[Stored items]
□ □ □ □ □ □ □
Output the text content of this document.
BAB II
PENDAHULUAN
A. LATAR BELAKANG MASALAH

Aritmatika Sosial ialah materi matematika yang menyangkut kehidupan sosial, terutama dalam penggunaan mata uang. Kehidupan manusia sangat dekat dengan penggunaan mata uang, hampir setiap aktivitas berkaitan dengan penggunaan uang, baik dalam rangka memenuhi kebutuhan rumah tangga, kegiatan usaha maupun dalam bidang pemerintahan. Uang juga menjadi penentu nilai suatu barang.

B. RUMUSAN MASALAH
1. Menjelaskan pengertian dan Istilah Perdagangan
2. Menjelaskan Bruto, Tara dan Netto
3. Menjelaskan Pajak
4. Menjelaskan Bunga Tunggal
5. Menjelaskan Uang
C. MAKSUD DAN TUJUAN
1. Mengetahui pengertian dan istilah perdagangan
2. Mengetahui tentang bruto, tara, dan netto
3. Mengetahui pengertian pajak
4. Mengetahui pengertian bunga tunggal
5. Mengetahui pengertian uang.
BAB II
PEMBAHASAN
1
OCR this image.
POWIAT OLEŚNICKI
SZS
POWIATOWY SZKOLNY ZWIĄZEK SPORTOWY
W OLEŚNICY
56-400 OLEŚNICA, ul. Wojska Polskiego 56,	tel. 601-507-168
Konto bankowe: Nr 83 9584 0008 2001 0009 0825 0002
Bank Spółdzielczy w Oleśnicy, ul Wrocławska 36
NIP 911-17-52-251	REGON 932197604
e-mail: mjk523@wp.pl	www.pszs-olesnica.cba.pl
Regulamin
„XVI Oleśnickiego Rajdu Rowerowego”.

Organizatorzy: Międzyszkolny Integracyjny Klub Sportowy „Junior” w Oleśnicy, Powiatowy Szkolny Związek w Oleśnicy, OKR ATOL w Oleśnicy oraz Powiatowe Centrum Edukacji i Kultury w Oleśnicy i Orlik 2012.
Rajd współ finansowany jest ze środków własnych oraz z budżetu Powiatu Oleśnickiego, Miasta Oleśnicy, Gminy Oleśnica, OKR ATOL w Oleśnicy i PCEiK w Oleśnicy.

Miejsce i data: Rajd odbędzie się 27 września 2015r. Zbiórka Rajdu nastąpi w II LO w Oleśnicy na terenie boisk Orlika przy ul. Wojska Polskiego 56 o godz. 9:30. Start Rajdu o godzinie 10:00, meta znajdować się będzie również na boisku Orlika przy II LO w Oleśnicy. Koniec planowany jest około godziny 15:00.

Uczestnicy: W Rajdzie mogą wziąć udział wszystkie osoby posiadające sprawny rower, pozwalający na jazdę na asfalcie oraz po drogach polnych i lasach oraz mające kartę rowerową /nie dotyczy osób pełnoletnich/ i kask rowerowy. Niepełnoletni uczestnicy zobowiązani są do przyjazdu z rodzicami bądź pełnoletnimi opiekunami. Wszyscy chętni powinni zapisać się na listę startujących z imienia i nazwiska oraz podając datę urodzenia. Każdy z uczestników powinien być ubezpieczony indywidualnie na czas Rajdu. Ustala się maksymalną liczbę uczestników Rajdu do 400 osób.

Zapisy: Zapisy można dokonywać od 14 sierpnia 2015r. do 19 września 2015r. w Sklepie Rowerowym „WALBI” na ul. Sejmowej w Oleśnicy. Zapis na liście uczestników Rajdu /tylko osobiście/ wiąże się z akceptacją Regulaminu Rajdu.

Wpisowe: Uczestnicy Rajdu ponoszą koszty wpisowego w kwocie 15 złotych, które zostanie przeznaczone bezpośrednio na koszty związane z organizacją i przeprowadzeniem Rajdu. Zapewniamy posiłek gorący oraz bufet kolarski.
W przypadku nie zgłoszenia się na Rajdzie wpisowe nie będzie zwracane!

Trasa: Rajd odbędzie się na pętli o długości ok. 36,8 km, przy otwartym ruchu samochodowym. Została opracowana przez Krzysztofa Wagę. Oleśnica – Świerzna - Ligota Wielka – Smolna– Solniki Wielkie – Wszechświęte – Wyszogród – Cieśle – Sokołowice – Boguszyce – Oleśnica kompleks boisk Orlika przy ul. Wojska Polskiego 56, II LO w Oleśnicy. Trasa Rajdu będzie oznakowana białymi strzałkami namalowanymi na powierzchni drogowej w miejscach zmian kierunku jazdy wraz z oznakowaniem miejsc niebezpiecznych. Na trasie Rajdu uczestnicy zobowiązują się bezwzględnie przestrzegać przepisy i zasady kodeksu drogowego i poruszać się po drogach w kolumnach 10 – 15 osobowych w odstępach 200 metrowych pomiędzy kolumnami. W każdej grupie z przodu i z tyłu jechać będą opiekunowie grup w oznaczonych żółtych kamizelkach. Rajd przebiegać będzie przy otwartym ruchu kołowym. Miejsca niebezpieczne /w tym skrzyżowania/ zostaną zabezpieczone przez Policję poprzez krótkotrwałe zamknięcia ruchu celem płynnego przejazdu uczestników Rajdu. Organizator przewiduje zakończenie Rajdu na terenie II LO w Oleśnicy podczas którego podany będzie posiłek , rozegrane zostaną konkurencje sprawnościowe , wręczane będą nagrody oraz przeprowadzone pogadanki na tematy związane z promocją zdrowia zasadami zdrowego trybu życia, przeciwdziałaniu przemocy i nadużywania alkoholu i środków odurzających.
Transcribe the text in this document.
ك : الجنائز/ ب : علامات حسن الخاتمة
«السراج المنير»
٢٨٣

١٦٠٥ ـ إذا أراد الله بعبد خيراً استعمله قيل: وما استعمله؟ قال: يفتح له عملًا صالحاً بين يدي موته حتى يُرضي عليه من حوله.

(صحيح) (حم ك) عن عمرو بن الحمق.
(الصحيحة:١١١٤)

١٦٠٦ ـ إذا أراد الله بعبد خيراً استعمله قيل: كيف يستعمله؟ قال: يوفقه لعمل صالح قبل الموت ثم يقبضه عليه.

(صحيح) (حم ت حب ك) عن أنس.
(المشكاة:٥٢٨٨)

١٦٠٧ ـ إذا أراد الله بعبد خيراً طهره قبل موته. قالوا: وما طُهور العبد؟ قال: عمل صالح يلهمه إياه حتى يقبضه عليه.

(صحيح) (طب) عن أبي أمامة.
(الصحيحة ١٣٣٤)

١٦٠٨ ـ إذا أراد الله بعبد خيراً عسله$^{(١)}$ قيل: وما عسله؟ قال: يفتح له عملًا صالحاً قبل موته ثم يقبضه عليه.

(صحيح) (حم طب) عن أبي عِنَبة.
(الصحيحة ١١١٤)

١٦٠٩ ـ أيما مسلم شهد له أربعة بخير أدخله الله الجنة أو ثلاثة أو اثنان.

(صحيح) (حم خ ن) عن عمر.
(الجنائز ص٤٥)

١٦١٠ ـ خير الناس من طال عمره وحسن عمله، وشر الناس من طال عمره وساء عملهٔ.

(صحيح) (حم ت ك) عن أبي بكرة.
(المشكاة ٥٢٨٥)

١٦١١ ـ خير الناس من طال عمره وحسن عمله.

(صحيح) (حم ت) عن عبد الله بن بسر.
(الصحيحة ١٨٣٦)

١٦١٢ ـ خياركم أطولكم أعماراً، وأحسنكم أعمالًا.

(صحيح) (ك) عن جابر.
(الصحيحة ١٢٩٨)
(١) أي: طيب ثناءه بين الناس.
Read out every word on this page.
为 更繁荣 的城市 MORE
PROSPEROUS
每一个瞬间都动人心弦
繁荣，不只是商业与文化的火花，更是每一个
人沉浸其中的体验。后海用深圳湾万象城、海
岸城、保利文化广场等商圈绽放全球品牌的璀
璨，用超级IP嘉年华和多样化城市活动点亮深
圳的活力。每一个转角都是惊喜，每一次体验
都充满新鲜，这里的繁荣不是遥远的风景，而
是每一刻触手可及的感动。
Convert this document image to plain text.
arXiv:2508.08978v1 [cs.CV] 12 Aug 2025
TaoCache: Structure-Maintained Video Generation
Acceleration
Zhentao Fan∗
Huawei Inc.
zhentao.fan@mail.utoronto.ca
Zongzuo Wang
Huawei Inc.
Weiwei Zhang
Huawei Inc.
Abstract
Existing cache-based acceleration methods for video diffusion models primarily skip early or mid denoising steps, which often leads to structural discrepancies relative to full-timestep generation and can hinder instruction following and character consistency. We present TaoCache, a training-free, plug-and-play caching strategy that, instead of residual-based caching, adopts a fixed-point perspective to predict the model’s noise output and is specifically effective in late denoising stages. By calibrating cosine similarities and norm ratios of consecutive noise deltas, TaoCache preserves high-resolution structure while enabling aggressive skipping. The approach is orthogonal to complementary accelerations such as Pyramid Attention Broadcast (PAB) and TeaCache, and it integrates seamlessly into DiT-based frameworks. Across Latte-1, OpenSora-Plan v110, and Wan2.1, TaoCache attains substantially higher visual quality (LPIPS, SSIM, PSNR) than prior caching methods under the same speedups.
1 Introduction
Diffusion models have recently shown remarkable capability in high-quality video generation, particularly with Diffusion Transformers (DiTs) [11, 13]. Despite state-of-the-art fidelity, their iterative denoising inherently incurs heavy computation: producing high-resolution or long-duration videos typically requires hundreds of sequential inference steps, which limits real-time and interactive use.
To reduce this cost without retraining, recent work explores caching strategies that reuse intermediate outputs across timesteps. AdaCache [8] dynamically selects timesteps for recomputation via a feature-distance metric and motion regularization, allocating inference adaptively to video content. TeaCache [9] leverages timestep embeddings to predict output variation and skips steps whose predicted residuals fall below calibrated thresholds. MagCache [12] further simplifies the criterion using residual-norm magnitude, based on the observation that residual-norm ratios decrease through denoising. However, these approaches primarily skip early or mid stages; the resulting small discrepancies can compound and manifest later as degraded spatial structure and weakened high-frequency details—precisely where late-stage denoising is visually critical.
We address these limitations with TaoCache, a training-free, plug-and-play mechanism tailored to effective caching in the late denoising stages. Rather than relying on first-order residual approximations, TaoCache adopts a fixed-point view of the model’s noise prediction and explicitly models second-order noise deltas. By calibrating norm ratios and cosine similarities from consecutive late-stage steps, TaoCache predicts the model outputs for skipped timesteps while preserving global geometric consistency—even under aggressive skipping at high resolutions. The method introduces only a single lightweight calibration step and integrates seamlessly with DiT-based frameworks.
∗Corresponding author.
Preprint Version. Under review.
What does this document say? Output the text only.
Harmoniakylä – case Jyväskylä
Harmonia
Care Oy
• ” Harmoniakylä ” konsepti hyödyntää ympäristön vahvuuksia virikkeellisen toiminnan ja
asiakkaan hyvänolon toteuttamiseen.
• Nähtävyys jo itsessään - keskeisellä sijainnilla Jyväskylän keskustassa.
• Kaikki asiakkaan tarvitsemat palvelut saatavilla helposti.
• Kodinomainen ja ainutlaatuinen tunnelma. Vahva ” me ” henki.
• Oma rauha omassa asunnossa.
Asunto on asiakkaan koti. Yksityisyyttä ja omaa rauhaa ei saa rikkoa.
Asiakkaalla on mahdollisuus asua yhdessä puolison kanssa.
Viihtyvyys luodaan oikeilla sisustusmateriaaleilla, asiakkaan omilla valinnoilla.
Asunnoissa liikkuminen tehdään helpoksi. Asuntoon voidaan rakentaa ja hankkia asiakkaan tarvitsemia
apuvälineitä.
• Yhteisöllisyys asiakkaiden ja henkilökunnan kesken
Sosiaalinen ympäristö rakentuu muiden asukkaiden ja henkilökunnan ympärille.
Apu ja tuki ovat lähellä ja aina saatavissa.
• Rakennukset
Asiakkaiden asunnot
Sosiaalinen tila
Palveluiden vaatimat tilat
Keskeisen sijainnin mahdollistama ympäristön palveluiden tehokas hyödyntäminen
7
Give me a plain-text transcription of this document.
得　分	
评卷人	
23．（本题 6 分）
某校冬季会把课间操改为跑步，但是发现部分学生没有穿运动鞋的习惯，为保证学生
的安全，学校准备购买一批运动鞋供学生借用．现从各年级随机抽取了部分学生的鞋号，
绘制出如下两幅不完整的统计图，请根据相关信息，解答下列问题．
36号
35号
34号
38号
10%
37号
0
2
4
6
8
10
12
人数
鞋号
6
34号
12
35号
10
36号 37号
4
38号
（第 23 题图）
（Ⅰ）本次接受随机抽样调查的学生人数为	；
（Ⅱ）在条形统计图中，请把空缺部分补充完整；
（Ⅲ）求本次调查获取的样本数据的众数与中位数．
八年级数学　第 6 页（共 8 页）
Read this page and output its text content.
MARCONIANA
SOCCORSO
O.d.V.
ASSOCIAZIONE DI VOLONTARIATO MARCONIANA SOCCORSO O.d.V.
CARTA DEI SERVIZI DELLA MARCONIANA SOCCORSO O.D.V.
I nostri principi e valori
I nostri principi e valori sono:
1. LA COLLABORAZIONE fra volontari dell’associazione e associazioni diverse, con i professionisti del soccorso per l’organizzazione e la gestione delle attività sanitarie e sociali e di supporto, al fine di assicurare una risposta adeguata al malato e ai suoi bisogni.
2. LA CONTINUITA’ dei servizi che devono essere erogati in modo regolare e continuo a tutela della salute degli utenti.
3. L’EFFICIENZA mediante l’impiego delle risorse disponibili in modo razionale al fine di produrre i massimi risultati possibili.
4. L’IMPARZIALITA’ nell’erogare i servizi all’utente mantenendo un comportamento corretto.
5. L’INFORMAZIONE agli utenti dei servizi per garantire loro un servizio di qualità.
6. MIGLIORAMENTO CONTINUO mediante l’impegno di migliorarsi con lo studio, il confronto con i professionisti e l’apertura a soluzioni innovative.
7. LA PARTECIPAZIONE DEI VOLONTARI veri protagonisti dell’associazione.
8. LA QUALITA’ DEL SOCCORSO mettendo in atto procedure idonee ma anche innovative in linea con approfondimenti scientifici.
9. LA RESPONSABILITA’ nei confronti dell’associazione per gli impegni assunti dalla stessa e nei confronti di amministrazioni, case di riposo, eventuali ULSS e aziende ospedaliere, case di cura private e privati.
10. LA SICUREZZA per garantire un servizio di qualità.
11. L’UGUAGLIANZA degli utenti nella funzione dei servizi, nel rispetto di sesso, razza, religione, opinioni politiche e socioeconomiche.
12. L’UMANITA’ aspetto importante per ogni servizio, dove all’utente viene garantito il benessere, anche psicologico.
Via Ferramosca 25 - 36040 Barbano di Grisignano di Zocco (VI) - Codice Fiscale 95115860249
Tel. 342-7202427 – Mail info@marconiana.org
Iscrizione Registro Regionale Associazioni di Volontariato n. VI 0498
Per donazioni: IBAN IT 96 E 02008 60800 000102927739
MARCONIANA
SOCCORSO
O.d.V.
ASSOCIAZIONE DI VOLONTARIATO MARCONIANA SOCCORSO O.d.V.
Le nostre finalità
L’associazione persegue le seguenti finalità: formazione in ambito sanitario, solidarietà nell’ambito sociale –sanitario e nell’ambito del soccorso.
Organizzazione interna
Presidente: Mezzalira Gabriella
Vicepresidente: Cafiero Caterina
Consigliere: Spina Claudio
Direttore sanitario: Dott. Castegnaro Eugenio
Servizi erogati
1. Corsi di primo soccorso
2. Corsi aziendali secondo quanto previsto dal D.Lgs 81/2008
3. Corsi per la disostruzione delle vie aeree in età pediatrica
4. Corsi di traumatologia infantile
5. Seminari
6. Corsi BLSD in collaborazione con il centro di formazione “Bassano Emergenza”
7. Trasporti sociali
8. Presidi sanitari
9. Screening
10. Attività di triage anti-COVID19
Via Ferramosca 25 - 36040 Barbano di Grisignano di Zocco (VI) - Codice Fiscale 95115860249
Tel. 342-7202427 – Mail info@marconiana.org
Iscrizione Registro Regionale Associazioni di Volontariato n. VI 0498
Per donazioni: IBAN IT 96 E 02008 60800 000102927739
□ □ □ □ □ □ □
▶ [Exercise description] Each line holding "موته" must be found and copied.

▶ [Exercise response]
١٦٠٥ ـ إذا أراد الله بعبد خيراً استعمله قيل: وما استعمله؟ قال: يفتح له عملًا صالحاً بين يدي موته حتى يُرضي عليه من حوله.
١٦٠٧ ـ إذا أراد الله بعبد خيراً طهره قبل موته. قالوا: وما طُهور العبد؟ قال: عمل صالح يلهمه إياه حتى يقبضه عليه.
١٦٠٨ ـ إذا أراد الله بعبد خيراً عسله$^{(١)}$ قيل: وما عسله؟ قال: يفتح له عملًا صالحاً قبل موته ثم يقبضه عليه.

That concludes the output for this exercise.